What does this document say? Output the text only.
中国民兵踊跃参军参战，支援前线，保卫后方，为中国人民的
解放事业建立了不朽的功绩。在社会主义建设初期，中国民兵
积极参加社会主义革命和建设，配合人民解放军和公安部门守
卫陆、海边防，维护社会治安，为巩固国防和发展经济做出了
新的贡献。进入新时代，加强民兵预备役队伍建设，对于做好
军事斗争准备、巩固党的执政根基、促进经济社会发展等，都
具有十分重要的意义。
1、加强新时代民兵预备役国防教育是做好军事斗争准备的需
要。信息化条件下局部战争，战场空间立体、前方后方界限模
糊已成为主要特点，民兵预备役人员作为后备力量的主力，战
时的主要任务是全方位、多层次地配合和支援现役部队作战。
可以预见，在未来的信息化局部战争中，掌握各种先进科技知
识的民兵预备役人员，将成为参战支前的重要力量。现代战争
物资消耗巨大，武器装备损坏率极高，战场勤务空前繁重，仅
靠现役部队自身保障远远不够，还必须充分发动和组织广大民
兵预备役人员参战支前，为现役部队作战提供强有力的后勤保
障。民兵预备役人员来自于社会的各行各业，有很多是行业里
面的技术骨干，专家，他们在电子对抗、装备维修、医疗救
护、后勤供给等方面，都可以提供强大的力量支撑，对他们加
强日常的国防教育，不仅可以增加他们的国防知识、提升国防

---

### [Task requirements]
Each line in the material above must be retyped without alteration.

### [Response to this exercise]
What does this document say? Output the text only.
中国民兵踊跃参军参战，支援前线，保卫后方，为中国人民的
解放事业建立了不朽的功绩。在社会主义建设初期，中国民兵
积极参加社会主义革命和建设，配合人民解放军和公安部门守
卫陆、海边防，维护社会治安，为巩固国防和发展经济做出了
新的贡献。进入新时代，加强民兵预备役队伍建设，对于做好
军事斗争准备、巩固党的执政根基、促进经济社会发展等，都
具有十分重要的意义。
1、加强新时代民兵预备役国防教育是做好军事斗争准备的需
要。信息化条件下局部战争，战场空间立体、前方后方界限模
糊已成为主要特点，民兵预备役人员作为后备力量的主力，战
时的主要任务是全方位、多层次地配合和支援现役部队作战。
可以预见，在未来的信息化局部战争中，掌握各种先进科技知
识的民兵预备役人员，将成为参战支前的重要力量。现代战争
物资消耗巨大，武器装备损坏率极高，战场勤务空前繁重，仅
靠现役部队自身保障远远不够，还必须充分发动和组织广大民
兵预备役人员参战支前，为现役部队作战提供强有力的后勤保
障。民兵预备役人员来自于社会的各行各业，有很多是行业里
面的技术骨干，专家，他们在电子对抗、装备维修、医疗救
护、后勤供给等方面，都可以提供强大的力量支撑，对他们加
强日常的国防教育，不仅可以增加他们的国防知识、提升国防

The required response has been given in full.